**Exercise prompt:** Copy out all of the data exactly as it appears.

**Material shown:**
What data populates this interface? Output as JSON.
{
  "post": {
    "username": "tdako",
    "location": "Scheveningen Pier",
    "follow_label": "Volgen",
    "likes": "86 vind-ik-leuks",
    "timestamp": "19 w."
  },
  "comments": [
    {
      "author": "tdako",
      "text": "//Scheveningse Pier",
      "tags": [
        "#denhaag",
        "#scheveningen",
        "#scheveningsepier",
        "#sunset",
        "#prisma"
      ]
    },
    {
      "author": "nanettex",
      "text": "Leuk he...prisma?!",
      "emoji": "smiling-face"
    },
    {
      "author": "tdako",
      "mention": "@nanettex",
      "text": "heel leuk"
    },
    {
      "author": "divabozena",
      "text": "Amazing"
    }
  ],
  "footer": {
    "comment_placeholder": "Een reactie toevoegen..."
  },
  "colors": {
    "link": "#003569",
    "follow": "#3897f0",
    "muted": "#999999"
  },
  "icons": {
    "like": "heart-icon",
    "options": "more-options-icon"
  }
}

**Solution:**
What data populates this interface? Output as JSON.
{
  "post": {
    "username": "tdako",
    "location": "Scheveningen Pier",
    "follow_label": "Volgen",
    "likes": "86 vind-ik-leuks",
    "timestamp": "19 w."
  },
  "comments": [
    {
      "author": "tdako",
      "text": "//Scheveningse Pier",
      "tags": [
        "#denhaag",
        "#scheveningen",
        "#scheveningsepier",
        "#sunset",
        "#prisma"
      ]
    },
    {
      "author": "nanettex",
      "text": "Leuk he...prisma?!",
      "emoji": "smiling-face"
    },
    {
      "author": "tdako",
      "mention": "@nanettex",
      "text": "heel leuk"
    },
    {
      "author": "divabozena",
      "text": "Amazing"
    }
  ],
  "footer": {
    "comment_placeholder": "Een reactie toevoegen..."
  },
  "colors": {
    "link": "#003569",
    "follow": "#3897f0",
    "muted": "#999999"
  },
  "icons": {
    "like": "heart-icon",
    "options": "more-options-icon"
  }
}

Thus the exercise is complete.